Set all the material down again unchanged, without the pictures.

══ Task data

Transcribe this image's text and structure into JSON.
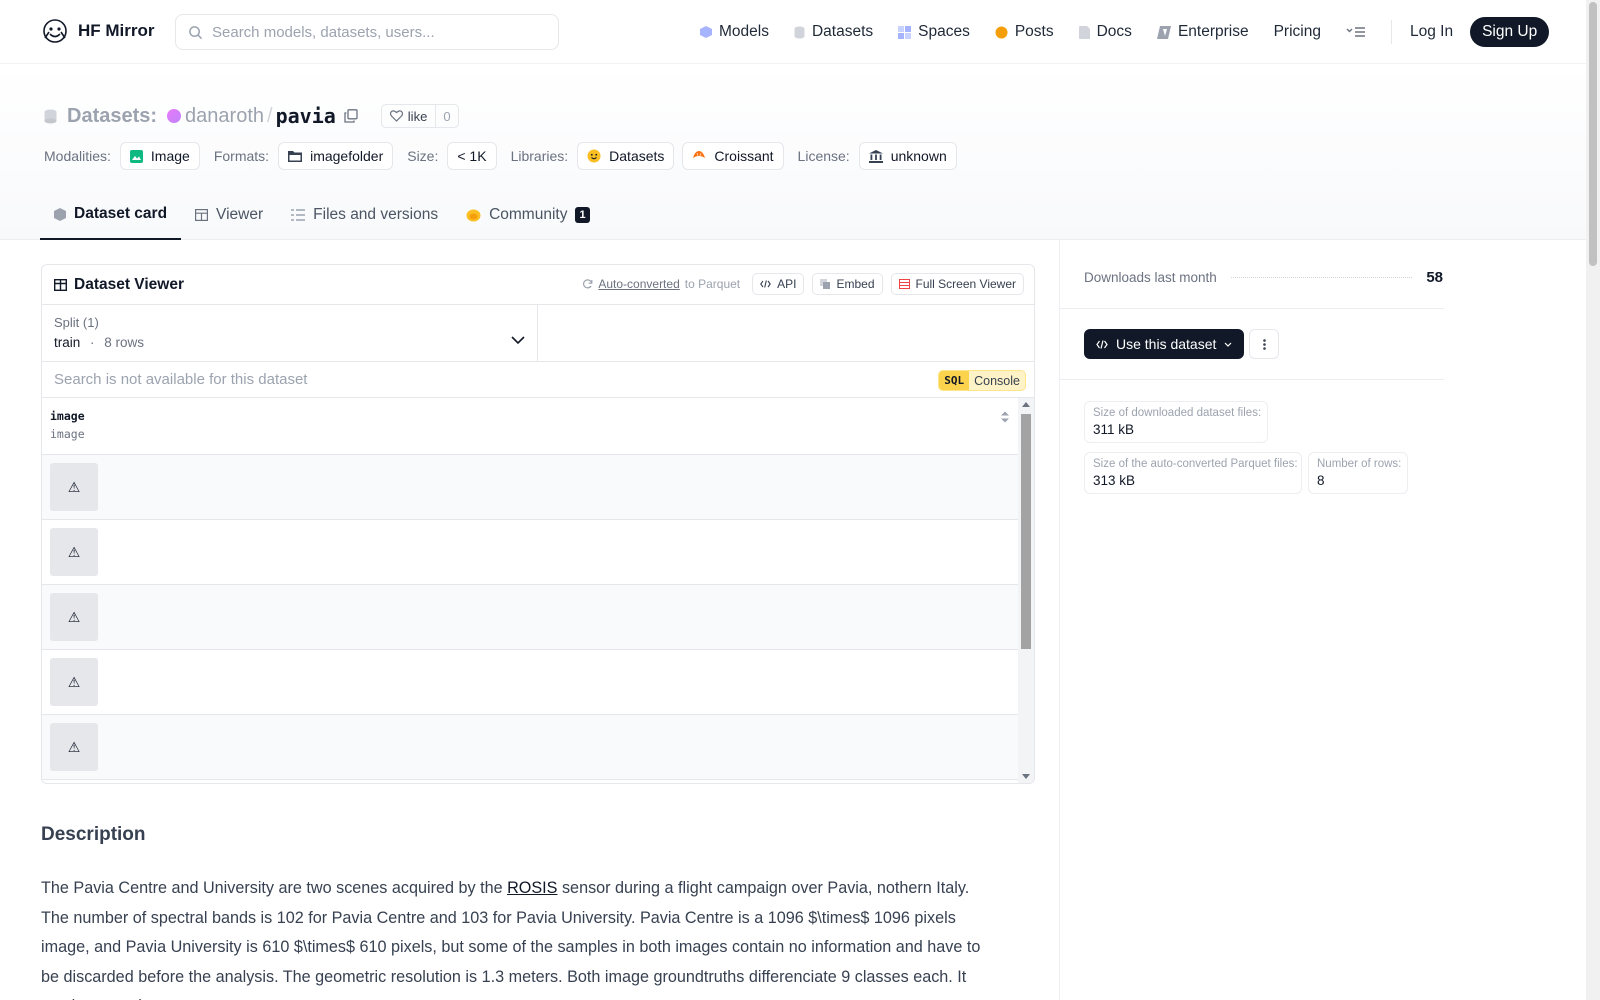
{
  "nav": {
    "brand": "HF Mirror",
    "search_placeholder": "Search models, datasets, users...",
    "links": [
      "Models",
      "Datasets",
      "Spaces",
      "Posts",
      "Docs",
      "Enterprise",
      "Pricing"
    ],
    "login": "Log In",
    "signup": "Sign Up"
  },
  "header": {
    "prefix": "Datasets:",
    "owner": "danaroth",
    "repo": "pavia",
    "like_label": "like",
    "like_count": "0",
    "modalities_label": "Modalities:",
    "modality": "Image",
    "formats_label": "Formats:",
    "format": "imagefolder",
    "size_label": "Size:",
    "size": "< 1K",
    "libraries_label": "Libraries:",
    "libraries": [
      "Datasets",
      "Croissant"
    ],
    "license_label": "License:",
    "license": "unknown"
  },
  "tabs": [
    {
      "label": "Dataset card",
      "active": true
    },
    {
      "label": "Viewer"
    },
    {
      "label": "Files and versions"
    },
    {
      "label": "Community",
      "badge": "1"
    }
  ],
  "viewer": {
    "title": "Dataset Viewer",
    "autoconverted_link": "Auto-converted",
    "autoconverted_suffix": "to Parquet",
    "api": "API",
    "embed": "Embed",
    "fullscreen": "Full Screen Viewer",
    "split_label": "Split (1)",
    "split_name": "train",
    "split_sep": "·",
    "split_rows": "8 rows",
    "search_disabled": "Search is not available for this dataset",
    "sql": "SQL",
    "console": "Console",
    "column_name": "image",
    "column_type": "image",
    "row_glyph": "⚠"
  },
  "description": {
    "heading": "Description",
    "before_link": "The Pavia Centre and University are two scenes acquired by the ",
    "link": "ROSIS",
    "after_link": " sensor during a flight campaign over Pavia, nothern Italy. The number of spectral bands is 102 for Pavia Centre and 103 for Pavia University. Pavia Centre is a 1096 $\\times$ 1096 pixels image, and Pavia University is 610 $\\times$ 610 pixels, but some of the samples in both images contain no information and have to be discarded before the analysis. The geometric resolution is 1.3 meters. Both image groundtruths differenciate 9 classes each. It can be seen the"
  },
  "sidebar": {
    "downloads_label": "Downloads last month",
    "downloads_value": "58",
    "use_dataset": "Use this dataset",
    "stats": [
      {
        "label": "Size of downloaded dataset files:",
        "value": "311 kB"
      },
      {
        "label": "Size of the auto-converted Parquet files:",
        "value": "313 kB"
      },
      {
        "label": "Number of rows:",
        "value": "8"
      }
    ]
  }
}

════

Correct answer:
Transcribe this image's text and structure into JSON.
{
  "nav": {
    "brand": "HF Mirror",
    "search_placeholder": "Search models, datasets, users...",
    "links": [
      "Models",
      "Datasets",
      "Spaces",
      "Posts",
      "Docs",
      "Enterprise",
      "Pricing"
    ],
    "login": "Log In",
    "signup": "Sign Up"
  },
  "header": {
    "prefix": "Datasets:",
    "owner": "danaroth",
    "repo": "pavia",
    "like_label": "like",
    "like_count": "0",
    "modalities_label": "Modalities:",
    "modality": "Image",
    "formats_label": "Formats:",
    "format": "imagefolder",
    "size_label": "Size:",
    "size": "< 1K",
    "libraries_label": "Libraries:",
    "libraries": [
      "Datasets",
      "Croissant"
    ],
    "license_label": "License:",
    "license": "unknown"
  },
  "tabs": [
    {
      "label": "Dataset card",
      "active": true
    },
    {
      "label": "Viewer"
    },
    {
      "label": "Files and versions"
    },
    {
      "label": "Community",
      "badge": "1"
    }
  ],
  "viewer": {
    "title": "Dataset Viewer",
    "autoconverted_link": "Auto-converted",
    "autoconverted_suffix": "to Parquet",
    "api": "API",
    "embed": "Embed",
    "fullscreen": "Full Screen Viewer",
    "split_label": "Split (1)",
    "split_name": "train",
    "split_sep": "·",
    "split_rows": "8 rows",
    "search_disabled": "Search is not available for this dataset",
    "sql": "SQL",
    "console": "Console",
    "column_name": "image",
    "column_type": "image",
    "row_glyph": "⚠"
  },
  "description": {
    "heading": "Description",
    "before_link": "The Pavia Centre and University are two scenes acquired by the ",
    "link": "ROSIS",
    "after_link": " sensor during a flight campaign over Pavia, nothern Italy. The number of spectral bands is 102 for Pavia Centre and 103 for Pavia University. Pavia Centre is a 1096 $\\times$ 1096 pixels image, and Pavia University is 610 $\\times$ 610 pixels, but some of the samples in both images contain no information and have to be discarded before the analysis. The geometric resolution is 1.3 meters. Both image groundtruths differenciate 9 classes each. It can be seen the"
  },
  "sidebar": {
    "downloads_label": "Downloads last month",
    "downloads_value": "58",
    "use_dataset": "Use this dataset",
    "stats": [
      {
        "label": "Size of downloaded dataset files:",
        "value": "311 kB"
      },
      {
        "label": "Size of the auto-converted Parquet files:",
        "value": "313 kB"
      },
      {
        "label": "Number of rows:",
        "value": "8"
      }
    ]
  }
}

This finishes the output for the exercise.